* **GOAL**
Every line of the listing must be reproduced as it stands. Leave the images behind.

* **MATERIAL FOR THIS EXERCISE**
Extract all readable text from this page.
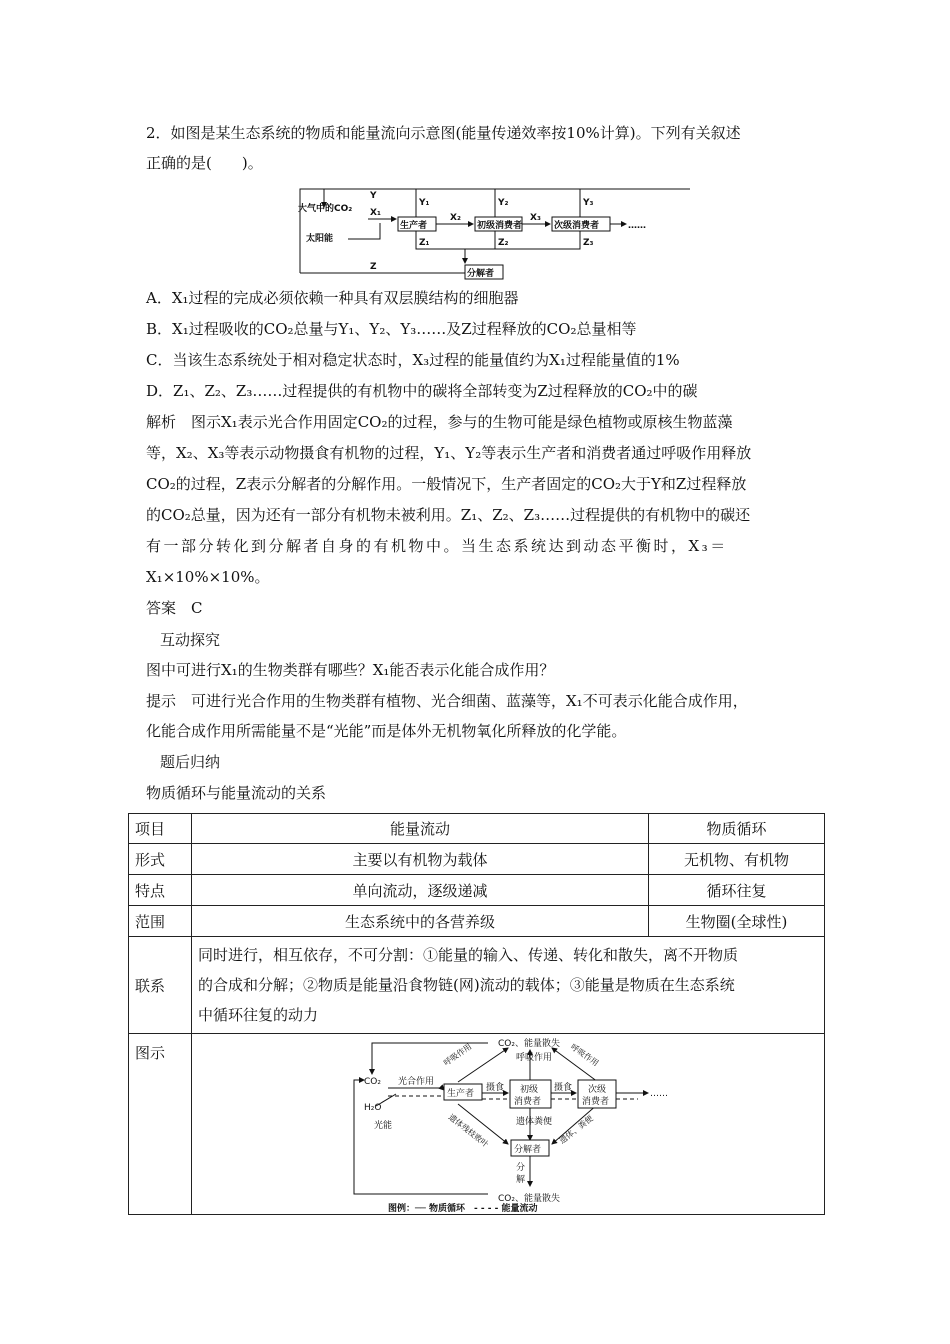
2．如图是某生态系统的物质和能量流向示意图(能量传递效率按10%计算)。下列有关叙述
正确的是(　　)。
大气中的CO₂
太阳能
生产者	初级消费者	次级消费者
分解者
……
Y
Z
X₁	X₂	X₃
Y₁	Y₂	Y₃
Z₁	Z₂	Z₃
A．X₁过程的完成必须依赖一种具有双层膜结构的细胞器
B．X₁过程吸收的CO₂总量与Y₁、Y₂、Y₃……及Z过程释放的CO₂总量相等
C．当该生态系统处于相对稳定状态时，X₃过程的能量值约为X₁过程能量值的1%
D．Z₁、Z₂、Z₃……过程提供的有机物中的碳将全部转变为Z过程释放的CO₂中的碳
解析　图示X₁表示光合作用固定CO₂的过程，参与的生物可能是绿色植物或原核生物蓝藻
等，X₂、X₃等表示动物摄食有机物的过程，Y₁、Y₂等表示生产者和消费者通过呼吸作用释放
CO₂的过程，Z表示分解者的分解作用。一般情况下，生产者固定的CO₂大于Y和Z过程释放
的CO₂总量，因为还有一部分有机物未被利用。Z₁、Z₂、Z₃……过程提供的有机物中的碳还
有一部分转化到分解者自身的有机物中。当生态系统达到动态平衡时，X₃＝
X₁×10%×10%。
答案　C
互动探究
图中可进行X₁的生物类群有哪些？X₁能否表示化能合成作用？
提示　可进行光合作用的生物类群有植物、光合细菌、蓝藻等，X₁不可表示化能合成作用，
化能合成作用所需能量不是“光能”而是体外无机物氧化所释放的化学能。
题后归纳
物质循环与能量流动的关系
项目	能量流动	物质循环
形式	主要以有机物为载体	无机物、有机物
特点	单向流动，逐级递减	循环往复
范围	生态系统中的各营养级	生物圈(全球性)
联系	同时进行，相互依存，不可分割：①能量的输入、传递、转化和散失，离不开物质
的合成和分解；②物质是能量沿食物链(网)流动的载体；③能量是物质在生态系统
中循环往复的动力	

图示			CO₂、能量散失
CO₂、能量散失
CO₂
H₂O
光能
光合作用
生产者	初级
消费者
次级
消费者
分解者
摄食	摄食
呼吸 作用
遗体 粪便
分
解
……
呼吸作用	呼吸作用
遗体残枝败叶	遗体、粪便
图例：── 物质循环　- - - - 能量流动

* **RESPONSE FOR THIS EXERCISE**
Extract all readable text from this page.
2．如图是某生态系统的物质和能量流向示意图(能量传递效率按10%计算)。下列有关叙述
正确的是(　　)。
大气中的CO₂
太阳能
生产者	初级消费者	次级消费者
分解者
……
Y
Z
X₁	X₂	X₃
Y₁	Y₂	Y₃
Z₁	Z₂	Z₃
A．X₁过程的完成必须依赖一种具有双层膜结构的细胞器
B．X₁过程吸收的CO₂总量与Y₁、Y₂、Y₃……及Z过程释放的CO₂总量相等
C．当该生态系统处于相对稳定状态时，X₃过程的能量值约为X₁过程能量值的1%
D．Z₁、Z₂、Z₃……过程提供的有机物中的碳将全部转变为Z过程释放的CO₂中的碳
解析　图示X₁表示光合作用固定CO₂的过程，参与的生物可能是绿色植物或原核生物蓝藻
等，X₂、X₃等表示动物摄食有机物的过程，Y₁、Y₂等表示生产者和消费者通过呼吸作用释放
CO₂的过程，Z表示分解者的分解作用。一般情况下，生产者固定的CO₂大于Y和Z过程释放
的CO₂总量，因为还有一部分有机物未被利用。Z₁、Z₂、Z₃……过程提供的有机物中的碳还
有一部分转化到分解者自身的有机物中。当生态系统达到动态平衡时，X₃＝
X₁×10%×10%。
答案　C
互动探究
图中可进行X₁的生物类群有哪些？X₁能否表示化能合成作用？
提示　可进行光合作用的生物类群有植物、光合细菌、蓝藻等，X₁不可表示化能合成作用，
化能合成作用所需能量不是“光能”而是体外无机物氧化所释放的化学能。
题后归纳
物质循环与能量流动的关系
项目	能量流动	物质循环
形式	主要以有机物为载体	无机物、有机物
特点	单向流动，逐级递减	循环往复
范围	生态系统中的各营养级	生物圈(全球性)
联系	同时进行，相互依存，不可分割：①能量的输入、传递、转化和散失，离不开物质
的合成和分解；②物质是能量沿食物链(网)流动的载体；③能量是物质在生态系统
中循环往复的动力	

图示			CO₂、能量散失
CO₂、能量散失
CO₂
H₂O
光能
光合作用
生产者	初级
消费者
次级
消费者
分解者
摄食	摄食
呼吸 作用
遗体 粪便
分
解
……
呼吸作用	呼吸作用
遗体残枝败叶	遗体、粪便
图例：── 物质循环　- - - - 能量流动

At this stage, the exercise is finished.